# WHAT YOU ARE ASKED TO DO
Locate every line in the records below that holds the word "CLRWR" and return each one.

# INPUT ROWS
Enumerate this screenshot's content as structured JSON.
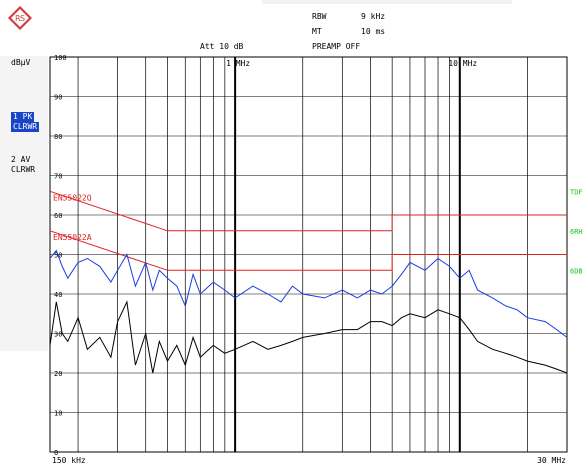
{
  "header": {
    "rbw_label": "RBW",
    "rbw_value": "9 kHz",
    "mt_label": "MT",
    "mt_value": "10 ms",
    "att_text": "Att 10 dB",
    "preamp_text": "PREAMP OFF"
  },
  "left_panel": {
    "unit": "dBµV",
    "trace1_line1": "1 PK",
    "trace1_line2": "CLRWR",
    "trace2_line1": "2 AV",
    "trace2_line2": "CLRWR"
  },
  "right_markers": [
    "TDF",
    "6RH",
    "6DB"
  ],
  "limit_labels": [
    "EN55022Q",
    "EN55022A"
  ],
  "colors": {
    "trace1": "#1a3ee0",
    "trace2": "#000000",
    "limits": "#e02020",
    "markers": "#1fbf1f",
    "grid": "#000000"
  },
  "chart_data": {
    "type": "line",
    "x_scale": "log",
    "xlim": [
      0.15,
      30
    ],
    "ylim": [
      0,
      100
    ],
    "ylabel": "dBµV",
    "x_tick_labels": [
      "150 kHz",
      "1 MHz",
      "10 MHz",
      "30 MHz"
    ],
    "y_tick_labels": [
      "0",
      "10",
      "20",
      "30",
      "40",
      "50",
      "60",
      "70",
      "80",
      "90",
      "100"
    ],
    "grid": true,
    "limit_lines": [
      {
        "name": "EN55022Q",
        "x": [
          0.15,
          0.5,
          5,
          5,
          30
        ],
        "y": [
          66,
          56,
          56,
          60,
          60
        ]
      },
      {
        "name": "EN55022A",
        "x": [
          0.15,
          0.5,
          5,
          5,
          30
        ],
        "y": [
          56,
          46,
          46,
          50,
          50
        ]
      }
    ],
    "series": [
      {
        "name": "1 PK",
        "x": [
          0.15,
          0.16,
          0.17,
          0.18,
          0.2,
          0.22,
          0.25,
          0.28,
          0.3,
          0.33,
          0.36,
          0.4,
          0.43,
          0.46,
          0.5,
          0.55,
          0.6,
          0.65,
          0.7,
          0.8,
          0.9,
          1.0,
          1.2,
          1.4,
          1.6,
          1.8,
          2.0,
          2.5,
          3.0,
          3.5,
          4.0,
          4.5,
          5.0,
          5.5,
          6.0,
          7.0,
          8.0,
          9.0,
          10.0,
          11.0,
          12.0,
          14.0,
          16.0,
          18.0,
          20.0,
          24.0,
          27.0,
          30.0
        ],
        "y": [
          49,
          51,
          47,
          44,
          48,
          49,
          47,
          43,
          46,
          50,
          42,
          48,
          41,
          46,
          44,
          42,
          37,
          45,
          40,
          43,
          41,
          39,
          42,
          40,
          38,
          42,
          40,
          39,
          41,
          39,
          41,
          40,
          42,
          45,
          48,
          46,
          49,
          47,
          44,
          46,
          41,
          39,
          37,
          36,
          34,
          33,
          31,
          29
        ]
      },
      {
        "name": "2 AV",
        "x": [
          0.15,
          0.16,
          0.17,
          0.18,
          0.2,
          0.22,
          0.25,
          0.28,
          0.3,
          0.33,
          0.36,
          0.4,
          0.43,
          0.46,
          0.5,
          0.55,
          0.6,
          0.65,
          0.7,
          0.8,
          0.9,
          1.0,
          1.2,
          1.4,
          1.6,
          1.8,
          2.0,
          2.5,
          3.0,
          3.5,
          4.0,
          4.5,
          5.0,
          5.5,
          6.0,
          7.0,
          8.0,
          9.0,
          10.0,
          11.0,
          12.0,
          14.0,
          16.0,
          18.0,
          20.0,
          24.0,
          27.0,
          30.0
        ],
        "y": [
          27,
          38,
          30,
          28,
          34,
          26,
          29,
          24,
          33,
          38,
          22,
          30,
          20,
          28,
          23,
          27,
          22,
          29,
          24,
          27,
          25,
          26,
          28,
          26,
          27,
          28,
          29,
          30,
          31,
          31,
          33,
          33,
          32,
          34,
          35,
          34,
          36,
          35,
          34,
          31,
          28,
          26,
          25,
          24,
          23,
          22,
          21,
          20
        ]
      }
    ]
  }
}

# WORKED ANSWER
    "trace1_line2": "CLRWR",
    "trace2_line2": "CLRWR"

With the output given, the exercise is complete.